● What you should do
Locate every line in the records below that holds the word "Sales에" and return each one.
BEGIN Supplied data
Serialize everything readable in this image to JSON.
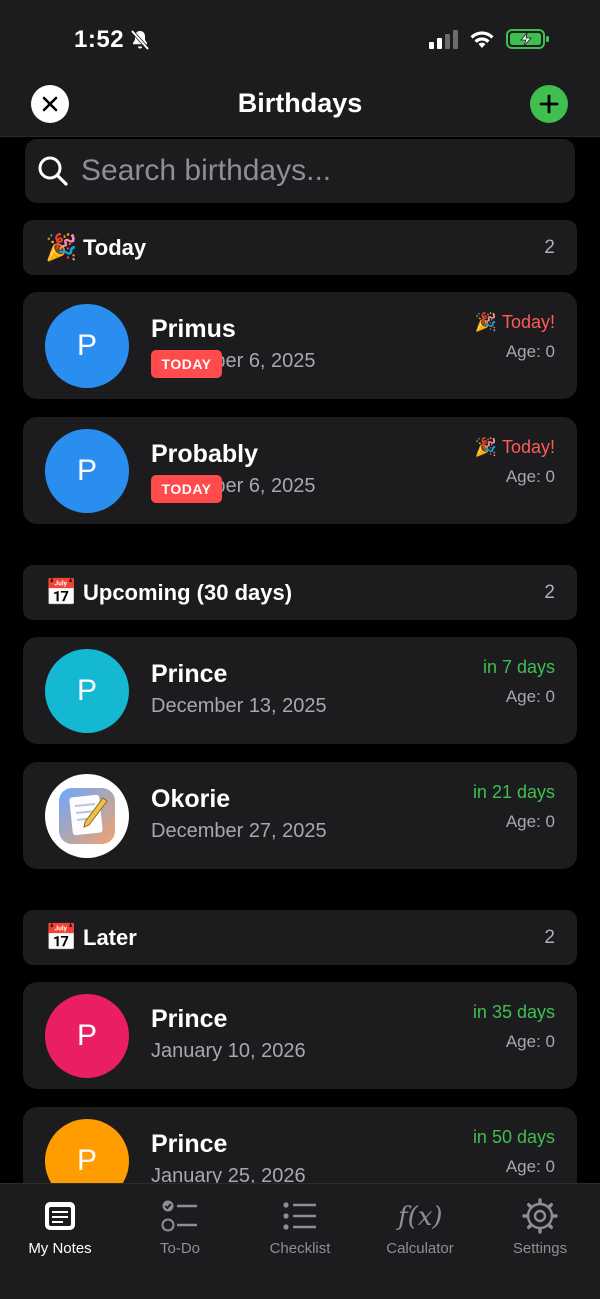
{
  "status": {
    "time": "1:52"
  },
  "header": {
    "title": "Birthdays"
  },
  "search": {
    "placeholder": "Search birthdays..."
  },
  "sections": [
    {
      "emoji": "🎉",
      "label": "Today",
      "count": "2",
      "items": [
        {
          "initial": "P",
          "name": "Primus",
          "date": "December 6, 2025",
          "badge": "TODAY",
          "countdown": "🎉 Today!",
          "age": "Age: 0",
          "color": "#2a8ef0"
        },
        {
          "initial": "P",
          "name": "Probably",
          "date": "December 6, 2025",
          "badge": "TODAY",
          "countdown": "🎉 Today!",
          "age": "Age: 0",
          "color": "#2a8ef0"
        }
      ]
    },
    {
      "emoji": "📅",
      "label": "Upcoming (30 days)",
      "count": "2",
      "items": [
        {
          "initial": "P",
          "name": "Prince",
          "date": "December 13, 2025",
          "countdown": "in 7 days",
          "age": "Age: 0",
          "color": "#14b8d2"
        },
        {
          "initial": "",
          "name": "Okorie",
          "date": "December 27, 2025",
          "countdown": "in 21 days",
          "age": "Age: 0",
          "color": "#ffffff",
          "image": "notes-app-icon"
        }
      ]
    },
    {
      "emoji": "📅",
      "label": "Later",
      "count": "2",
      "items": [
        {
          "initial": "P",
          "name": "Prince",
          "date": "January 10, 2026",
          "countdown": "in 35 days",
          "age": "Age: 0",
          "color": "#e91e63"
        },
        {
          "initial": "P",
          "name": "Prince",
          "date": "January 25, 2026",
          "countdown": "in 50 days",
          "age": "Age: 0",
          "color": "#ff9d00"
        }
      ]
    }
  ],
  "tabs": [
    {
      "label": "My Notes",
      "icon": "notes-icon",
      "active": true
    },
    {
      "label": "To-Do",
      "icon": "todo-icon"
    },
    {
      "label": "Checklist",
      "icon": "checklist-icon"
    },
    {
      "label": "Calculator",
      "icon": "function-icon"
    },
    {
      "label": "Settings",
      "icon": "gear-icon"
    }
  ],
  "colors": {
    "accent_green": "#3fbf4f",
    "today_red": "#ff4b4b",
    "card_bg": "#1c1c1e"
  }
}
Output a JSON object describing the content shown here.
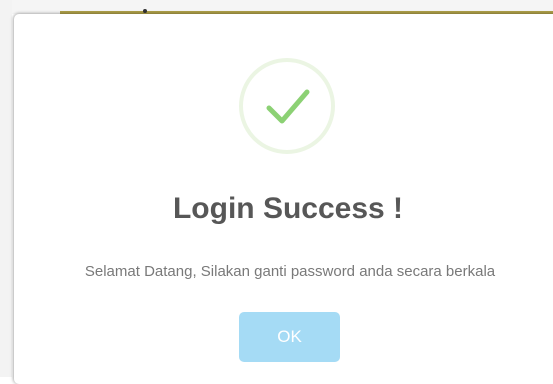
{
  "dialog": {
    "icon": "checkmark-success-icon",
    "title": "Login Success !",
    "message": "Selamat Datang, Silakan ganti password anda secara berkala",
    "confirm_label": "OK"
  },
  "colors": {
    "title": "#575757",
    "message": "#797979",
    "button_background": "#a5dbf5",
    "button_text": "#ffffff",
    "checkmark": "#8cd174",
    "icon_ring": "#ebf5e3"
  }
}
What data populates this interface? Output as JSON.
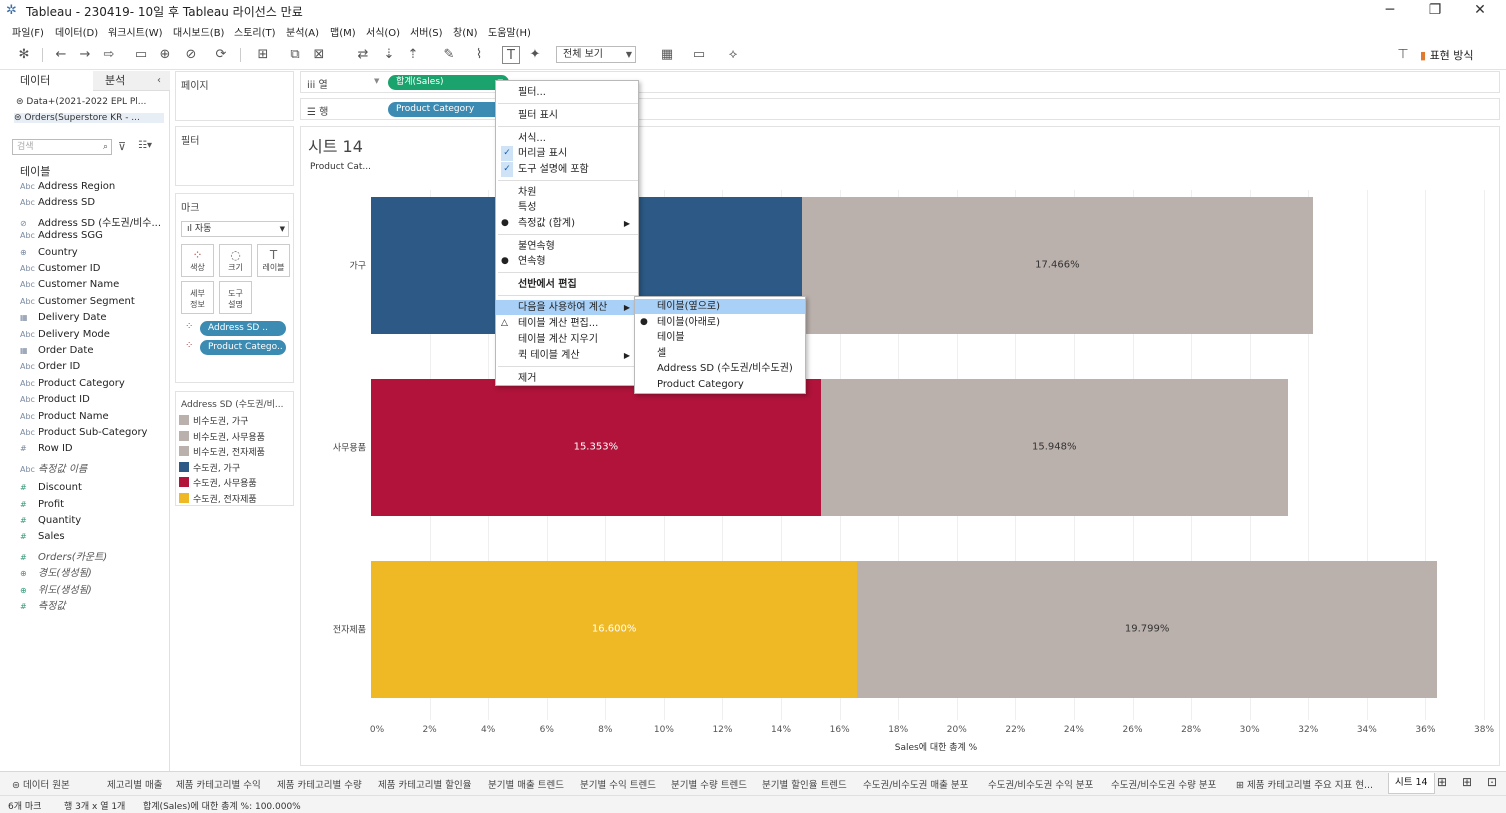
{
  "window": {
    "title": "Tableau - 230419- 10일 후 Tableau 라이선스 만료"
  },
  "menu": [
    "파일(F)",
    "데이터(D)",
    "워크시트(W)",
    "대시보드(B)",
    "스토리(T)",
    "분석(A)",
    "맵(M)",
    "서식(O)",
    "서버(S)",
    "창(N)",
    "도움말(H)"
  ],
  "toolbar": {
    "fit": "전체 보기",
    "show_me": "표현 방식"
  },
  "data_pane": {
    "tab_data": "데이터",
    "tab_analysis": "분석",
    "datasources": [
      "Data+(2021-2022 EPL Pl...",
      "Orders(Superstore KR - ..."
    ],
    "search_placeholder": "검색",
    "tables_header": "테이블",
    "dimensions": [
      {
        "icon": "Abc",
        "name": "Address Region"
      },
      {
        "icon": "Abc",
        "name": "Address SD"
      },
      {
        "icon": "⊘",
        "name": "Address SD (수도권/비수..."
      },
      {
        "icon": "Abc",
        "name": "Address SGG"
      },
      {
        "icon": "⊕",
        "name": "Country"
      },
      {
        "icon": "Abc",
        "name": "Customer ID"
      },
      {
        "icon": "Abc",
        "name": "Customer Name"
      },
      {
        "icon": "Abc",
        "name": "Customer Segment"
      },
      {
        "icon": "▦",
        "name": "Delivery Date"
      },
      {
        "icon": "Abc",
        "name": "Delivery Mode"
      },
      {
        "icon": "▦",
        "name": "Order Date"
      },
      {
        "icon": "Abc",
        "name": "Order ID"
      },
      {
        "icon": "Abc",
        "name": "Product Category"
      },
      {
        "icon": "Abc",
        "name": "Product ID"
      },
      {
        "icon": "Abc",
        "name": "Product Name"
      },
      {
        "icon": "Abc",
        "name": "Product Sub-Category"
      },
      {
        "icon": "#",
        "name": "Row ID"
      },
      {
        "icon": "Abc",
        "name": "측정값 이름"
      }
    ],
    "measures": [
      {
        "icon": "#",
        "name": "Discount"
      },
      {
        "icon": "#",
        "name": "Profit"
      },
      {
        "icon": "#",
        "name": "Quantity"
      },
      {
        "icon": "#",
        "name": "Sales"
      },
      {
        "icon": "#",
        "name": "Orders(카운트)"
      },
      {
        "icon": "⊕",
        "name": "경도(생성됨)"
      },
      {
        "icon": "⊕",
        "name": "위도(생성됨)"
      },
      {
        "icon": "#",
        "name": "측정값"
      }
    ]
  },
  "cards": {
    "pages": "페이지",
    "filters": "필터",
    "marks": "마크",
    "mark_type": "자동",
    "mark_buttons": [
      "색상",
      "크기",
      "레이블",
      "세부\n정보",
      "도구\n설명"
    ],
    "mark_pills": [
      "Address SD ..",
      "Product Catego.."
    ],
    "legend_title": "Address SD (수도권/비...",
    "legend": [
      {
        "label": "비수도권, 가구",
        "color": "#bab0ac"
      },
      {
        "label": "비수도권, 사무용품",
        "color": "#bab0ac"
      },
      {
        "label": "비수도권, 전자제품",
        "color": "#bab0ac"
      },
      {
        "label": "수도권, 가구",
        "color": "#2c5985"
      },
      {
        "label": "수도권, 사무용품",
        "color": "#b1133a"
      },
      {
        "label": "수도권, 전자제품",
        "color": "#efb926"
      }
    ]
  },
  "shelves": {
    "columns_label": "열",
    "rows_label": "행",
    "columns_pill": "합계(Sales)",
    "rows_pill": "Product Category"
  },
  "sheet": {
    "title": "시트 14",
    "row_header": "Product Cat...",
    "x_axis_title": "Sales에 대한 총계 %"
  },
  "chart_data": {
    "type": "bar",
    "stacked": true,
    "orientation": "horizontal",
    "categories": [
      "가구",
      "사무용품",
      "전자제품"
    ],
    "series": [
      {
        "name": "수도권",
        "colors": [
          "#2c5985",
          "#b1133a",
          "#efb926"
        ],
        "values": [
          14.7,
          15.353,
          16.6
        ],
        "labels": [
          "",
          "15.353%",
          "16.600%"
        ]
      },
      {
        "name": "비수도권",
        "color": "#bab0ac",
        "values": [
          17.466,
          15.948,
          19.799
        ],
        "labels": [
          "17.466%",
          "15.948%",
          "19.799%"
        ]
      }
    ],
    "xlim": [
      0,
      38
    ],
    "xticks": [
      "0%",
      "2%",
      "4%",
      "6%",
      "8%",
      "10%",
      "12%",
      "14%",
      "16%",
      "18%",
      "20%",
      "22%",
      "24%",
      "26%",
      "28%",
      "30%",
      "32%",
      "34%",
      "36%",
      "38%"
    ],
    "xlabel": "Sales에 대한 총계 %"
  },
  "context_menu": {
    "items": [
      {
        "label": "필터...",
        "mark": ""
      },
      {
        "label": "필터 표시",
        "mark": ""
      },
      {
        "label": "서식...",
        "mark": ""
      },
      {
        "label": "머리글 표시",
        "mark": "check"
      },
      {
        "label": "도구 설명에 포함",
        "mark": "check"
      },
      {
        "label": "차원",
        "mark": ""
      },
      {
        "label": "특성",
        "mark": ""
      },
      {
        "label": "측정값 (합계)",
        "mark": "dot",
        "sub": true
      },
      {
        "label": "불연속형",
        "mark": ""
      },
      {
        "label": "연속형",
        "mark": "dot"
      },
      {
        "label": "선반에서 편집",
        "mark": "",
        "bold": true
      },
      {
        "label": "다음을 사용하여 계산",
        "mark": "",
        "sub": true,
        "highlight": true
      },
      {
        "label": "테이블 계산 편집...",
        "mark": "delta"
      },
      {
        "label": "테이블 계산 지우기",
        "mark": ""
      },
      {
        "label": "퀵 테이블 계산",
        "mark": "",
        "sub": true
      },
      {
        "label": "제거",
        "mark": ""
      }
    ],
    "submenu": [
      {
        "label": "테이블(옆으로)",
        "highlight": true
      },
      {
        "label": "테이블(아래로)",
        "mark": "dot"
      },
      {
        "label": "테이블"
      },
      {
        "label": "셀"
      },
      {
        "label": "Address SD (수도권/비수도권)"
      },
      {
        "label": "Product Category"
      }
    ]
  },
  "sheet_tabs": [
    "데이터 원본",
    "제고리별 매출",
    "제품 카테고리별 수익",
    "제품 카테고리별 수량",
    "제품 카테고리별 할인율",
    "분기별 매출 트렌드",
    "분기별 수익 트렌드",
    "분기별 수량 트렌드",
    "분기별 할인율 트렌드",
    "수도권/비수도권 매출 분포",
    "수도권/비수도권 수익 분포",
    "수도권/비수도권 수량 분포",
    "제품 카테고리별 주요 지표 현...",
    "시트 14"
  ],
  "status": {
    "marks": "6개 마크",
    "dims": "행 3개 x 열 1개",
    "sum": "합계(Sales)에 대한 총계 %: 100.000%"
  }
}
END Supplied data
● Written solution
    "x_axis_title": "Sales에 대한 총계 %"
    "xlabel": "Sales에 대한 총계 %"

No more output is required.